### DATA SUPPLIED
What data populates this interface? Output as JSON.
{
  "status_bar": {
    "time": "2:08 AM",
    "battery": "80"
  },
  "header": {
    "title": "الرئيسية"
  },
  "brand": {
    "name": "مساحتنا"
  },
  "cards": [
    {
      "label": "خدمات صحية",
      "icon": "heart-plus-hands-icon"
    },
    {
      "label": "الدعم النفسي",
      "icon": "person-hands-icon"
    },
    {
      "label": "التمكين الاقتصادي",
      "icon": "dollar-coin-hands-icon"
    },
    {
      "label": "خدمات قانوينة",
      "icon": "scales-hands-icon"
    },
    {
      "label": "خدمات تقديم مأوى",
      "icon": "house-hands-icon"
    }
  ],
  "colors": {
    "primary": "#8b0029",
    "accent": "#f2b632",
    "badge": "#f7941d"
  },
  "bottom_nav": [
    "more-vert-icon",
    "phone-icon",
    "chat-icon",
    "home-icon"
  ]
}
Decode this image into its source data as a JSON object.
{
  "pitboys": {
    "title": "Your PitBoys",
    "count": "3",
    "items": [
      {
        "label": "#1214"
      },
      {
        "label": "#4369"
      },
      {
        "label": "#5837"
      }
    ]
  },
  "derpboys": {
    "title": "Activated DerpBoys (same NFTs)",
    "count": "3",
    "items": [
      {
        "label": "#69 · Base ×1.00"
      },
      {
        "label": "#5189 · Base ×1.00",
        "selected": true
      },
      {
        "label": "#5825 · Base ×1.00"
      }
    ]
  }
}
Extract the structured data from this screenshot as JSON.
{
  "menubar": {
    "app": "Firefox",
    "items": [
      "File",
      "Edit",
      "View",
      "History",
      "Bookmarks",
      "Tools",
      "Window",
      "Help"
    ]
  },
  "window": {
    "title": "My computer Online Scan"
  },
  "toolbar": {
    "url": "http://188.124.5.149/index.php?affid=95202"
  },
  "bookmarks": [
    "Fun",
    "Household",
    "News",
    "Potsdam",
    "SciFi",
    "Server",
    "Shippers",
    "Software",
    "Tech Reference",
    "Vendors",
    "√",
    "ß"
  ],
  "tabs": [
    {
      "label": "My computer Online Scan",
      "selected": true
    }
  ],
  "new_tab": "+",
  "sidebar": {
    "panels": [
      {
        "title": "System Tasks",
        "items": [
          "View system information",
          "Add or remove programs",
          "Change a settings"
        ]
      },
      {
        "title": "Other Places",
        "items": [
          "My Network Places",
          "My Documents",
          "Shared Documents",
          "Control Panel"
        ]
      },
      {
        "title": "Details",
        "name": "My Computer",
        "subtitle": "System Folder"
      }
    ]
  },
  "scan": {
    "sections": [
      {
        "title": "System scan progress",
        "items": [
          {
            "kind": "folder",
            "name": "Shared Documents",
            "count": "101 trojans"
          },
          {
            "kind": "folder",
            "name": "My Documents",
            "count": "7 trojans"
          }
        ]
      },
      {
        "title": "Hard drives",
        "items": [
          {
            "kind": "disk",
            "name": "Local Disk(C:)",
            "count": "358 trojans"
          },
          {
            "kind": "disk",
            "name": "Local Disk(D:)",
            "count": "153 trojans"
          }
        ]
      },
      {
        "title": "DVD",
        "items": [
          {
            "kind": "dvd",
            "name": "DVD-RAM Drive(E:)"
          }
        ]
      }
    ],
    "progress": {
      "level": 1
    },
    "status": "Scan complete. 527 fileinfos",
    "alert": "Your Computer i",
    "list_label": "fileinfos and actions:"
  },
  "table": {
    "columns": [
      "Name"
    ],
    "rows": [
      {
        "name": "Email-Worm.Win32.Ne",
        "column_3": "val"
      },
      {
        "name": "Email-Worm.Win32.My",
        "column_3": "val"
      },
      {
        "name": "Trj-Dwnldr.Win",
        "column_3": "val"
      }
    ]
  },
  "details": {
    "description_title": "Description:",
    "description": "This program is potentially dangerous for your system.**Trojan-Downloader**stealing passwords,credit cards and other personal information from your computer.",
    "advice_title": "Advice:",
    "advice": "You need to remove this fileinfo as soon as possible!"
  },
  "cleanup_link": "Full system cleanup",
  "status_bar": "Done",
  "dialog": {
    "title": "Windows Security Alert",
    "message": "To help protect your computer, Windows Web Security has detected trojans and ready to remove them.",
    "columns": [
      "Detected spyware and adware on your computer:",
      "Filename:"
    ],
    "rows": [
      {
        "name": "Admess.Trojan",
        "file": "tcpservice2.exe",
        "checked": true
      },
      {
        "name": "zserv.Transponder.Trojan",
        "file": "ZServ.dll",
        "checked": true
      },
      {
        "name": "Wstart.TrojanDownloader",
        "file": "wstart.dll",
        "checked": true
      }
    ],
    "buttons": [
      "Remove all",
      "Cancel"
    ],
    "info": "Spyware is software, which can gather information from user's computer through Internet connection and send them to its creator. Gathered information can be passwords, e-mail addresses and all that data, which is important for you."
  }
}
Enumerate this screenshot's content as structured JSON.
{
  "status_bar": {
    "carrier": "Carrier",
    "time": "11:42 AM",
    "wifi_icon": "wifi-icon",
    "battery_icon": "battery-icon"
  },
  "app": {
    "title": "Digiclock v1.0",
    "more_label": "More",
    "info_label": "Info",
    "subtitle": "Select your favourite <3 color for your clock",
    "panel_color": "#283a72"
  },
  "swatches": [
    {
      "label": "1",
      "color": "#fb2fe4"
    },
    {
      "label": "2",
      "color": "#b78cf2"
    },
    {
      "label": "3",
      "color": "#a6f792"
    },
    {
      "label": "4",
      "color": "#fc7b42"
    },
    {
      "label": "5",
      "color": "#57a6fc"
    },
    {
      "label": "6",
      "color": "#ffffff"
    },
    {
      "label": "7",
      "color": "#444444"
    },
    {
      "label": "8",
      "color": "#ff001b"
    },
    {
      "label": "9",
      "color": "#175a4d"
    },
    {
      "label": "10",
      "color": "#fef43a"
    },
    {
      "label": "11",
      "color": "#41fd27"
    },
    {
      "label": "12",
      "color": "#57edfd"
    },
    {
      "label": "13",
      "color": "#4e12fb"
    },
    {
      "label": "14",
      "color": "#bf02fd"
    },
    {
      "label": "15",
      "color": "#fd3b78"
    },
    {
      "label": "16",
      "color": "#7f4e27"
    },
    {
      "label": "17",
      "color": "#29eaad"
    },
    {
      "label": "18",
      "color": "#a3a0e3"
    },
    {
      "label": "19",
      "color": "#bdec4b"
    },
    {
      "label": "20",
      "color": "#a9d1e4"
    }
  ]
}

### WORK TO COMPLETE
Print the whole listing exactly as it is.

### EXERCISE RESPONSE
What data populates this interface? Output as JSON.
{
  "status_bar": {
    "time": "2:08 AM",
    "battery": "80"
  },
  "header": {
    "title": "الرئيسية"
  },
  "brand": {
    "name": "مساحتنا"
  },
  "cards": [
    {
      "label": "خدمات صحية",
      "icon": "heart-plus-hands-icon"
    },
    {
      "label": "الدعم النفسي",
      "icon": "person-hands-icon"
    },
    {
      "label": "التمكين الاقتصادي",
      "icon": "dollar-coin-hands-icon"
    },
    {
      "label": "خدمات قانوينة",
      "icon": "scales-hands-icon"
    },
    {
      "label": "خدمات تقديم مأوى",
      "icon": "house-hands-icon"
    }
  ],
  "colors": {
    "primary": "#8b0029",
    "accent": "#f2b632",
    "badge": "#f7941d"
  },
  "bottom_nav": [
    "more-vert-icon",
    "phone-icon",
    "chat-icon",
    "home-icon"
  ]
}
Decode this image into its source data as a JSON object.
{
  "pitboys": {
    "title": "Your PitBoys",
    "count": "3",
    "items": [
      {
        "label": "#1214"
      },
      {
        "label": "#4369"
      },
      {
        "label": "#5837"
      }
    ]
  },
  "derpboys": {
    "title": "Activated DerpBoys (same NFTs)",
    "count": "3",
    "items": [
      {
        "label": "#69 · Base ×1.00"
      },
      {
        "label": "#5189 · Base ×1.00",
        "selected": true
      },
      {
        "label": "#5825 · Base ×1.00"
      }
    ]
  }
}
Extract the structured data from this screenshot as JSON.
{
  "menubar": {
    "app": "Firefox",
    "items": [
      "File",
      "Edit",
      "View",
      "History",
      "Bookmarks",
      "Tools",
      "Window",
      "Help"
    ]
  },
  "window": {
    "title": "My computer Online Scan"
  },
  "toolbar": {
    "url": "http://188.124.5.149/index.php?affid=95202"
  },
  "bookmarks": [
    "Fun",
    "Household",
    "News",
    "Potsdam",
    "SciFi",
    "Server",
    "Shippers",
    "Software",
    "Tech Reference",
    "Vendors",
    "√",
    "ß"
  ],
  "tabs": [
    {
      "label": "My computer Online Scan",
      "selected": true
    }
  ],
  "new_tab": "+",
  "sidebar": {
    "panels": [
      {
        "title": "System Tasks",
        "items": [
          "View system information",
          "Add or remove programs",
          "Change a settings"
        ]
      },
      {
        "title": "Other Places",
        "items": [
          "My Network Places",
          "My Documents",
          "Shared Documents",
          "Control Panel"
        ]
      },
      {
        "title": "Details",
        "name": "My Computer",
        "subtitle": "System Folder"
      }
    ]
  },
  "scan": {
    "sections": [
      {
        "title": "System scan progress",
        "items": [
          {
            "kind": "folder",
            "name": "Shared Documents",
            "count": "101 trojans"
          },
          {
            "kind": "folder",
            "name": "My Documents",
            "count": "7 trojans"
          }
        ]
      },
      {
        "title": "Hard drives",
        "items": [
          {
            "kind": "disk",
            "name": "Local Disk(C:)",
            "count": "358 trojans"
          },
          {
            "kind": "disk",
            "name": "Local Disk(D:)",
            "count": "153 trojans"
          }
        ]
      },
      {
        "title": "DVD",
        "items": [
          {
            "kind": "dvd",
            "name": "DVD-RAM Drive(E:)"
          }
        ]
      }
    ],
    "progress": {
      "level": 1
    },
    "status": "Scan complete. 527 fileinfos",
    "alert": "Your Computer i",
    "list_label": "fileinfos and actions:"
  },
  "table": {
    "columns": [
      "Name"
    ],
    "rows": [
      {
        "name": "Email-Worm.Win32.Ne",
        "column_3": "val"
      },
      {
        "name": "Email-Worm.Win32.My",
        "column_3": "val"
      },
      {
        "name": "Trj-Dwnldr.Win",
        "column_3": "val"
      }
    ]
  },
  "details": {
    "description_title": "Description:",
    "description": "This program is potentially dangerous for your system.**Trojan-Downloader**stealing passwords,credit cards and other personal information from your computer.",
    "advice_title": "Advice:",
    "advice": "You need to remove this fileinfo as soon as possible!"
  },
  "cleanup_link": "Full system cleanup",
  "status_bar": "Done",
  "dialog": {
    "title": "Windows Security Alert",
    "message": "To help protect your computer, Windows Web Security has detected trojans and ready to remove them.",
    "columns": [
      "Detected spyware and adware on your computer:",
      "Filename:"
    ],
    "rows": [
      {
        "name": "Admess.Trojan",
        "file": "tcpservice2.exe",
        "checked": true
      },
      {
        "name": "zserv.Transponder.Trojan",
        "file": "ZServ.dll",
        "checked": true
      },
      {
        "name": "Wstart.TrojanDownloader",
        "file": "wstart.dll",
        "checked": true
      }
    ],
    "buttons": [
      "Remove all",
      "Cancel"
    ],
    "info": "Spyware is software, which can gather information from user's computer through Internet connection and send them to its creator. Gathered information can be passwords, e-mail addresses and all that data, which is important for you."
  }
}
Enumerate this screenshot's content as structured JSON.
{
  "status_bar": {
    "carrier": "Carrier",
    "time": "11:42 AM",
    "wifi_icon": "wifi-icon",
    "battery_icon": "battery-icon"
  },
  "app": {
    "title": "Digiclock v1.0",
    "more_label": "More",
    "info_label": "Info",
    "subtitle": "Select your favourite <3 color for your clock",
    "panel_color": "#283a72"
  },
  "swatches": [
    {
      "label": "1",
      "color": "#fb2fe4"
    },
    {
      "label": "2",
      "color": "#b78cf2"
    },
    {
      "label": "3",
      "color": "#a6f792"
    },
    {
      "label": "4",
      "color": "#fc7b42"
    },
    {
      "label": "5",
      "color": "#57a6fc"
    },
    {
      "label": "6",
      "color": "#ffffff"
    },
    {
      "label": "7",
      "color": "#444444"
    },
    {
      "label": "8",
      "color": "#ff001b"
    },
    {
      "label": "9",
      "color": "#175a4d"
    },
    {
      "label": "10",
      "color": "#fef43a"
    },
    {
      "label": "11",
      "color": "#41fd27"
    },
    {
      "label": "12",
      "color": "#57edfd"
    },
    {
      "label": "13",
      "color": "#4e12fb"
    },
    {
      "label": "14",
      "color": "#bf02fd"
    },
    {
      "label": "15",
      "color": "#fd3b78"
    },
    {
      "label": "16",
      "color": "#7f4e27"
    },
    {
      "label": "17",
      "color": "#29eaad"
    },
    {
      "label": "18",
      "color": "#a3a0e3"
    },
    {
      "label": "19",
      "color": "#bdec4b"
    },
    {
      "label": "20",
      "color": "#a9d1e4"
    }
  ]
}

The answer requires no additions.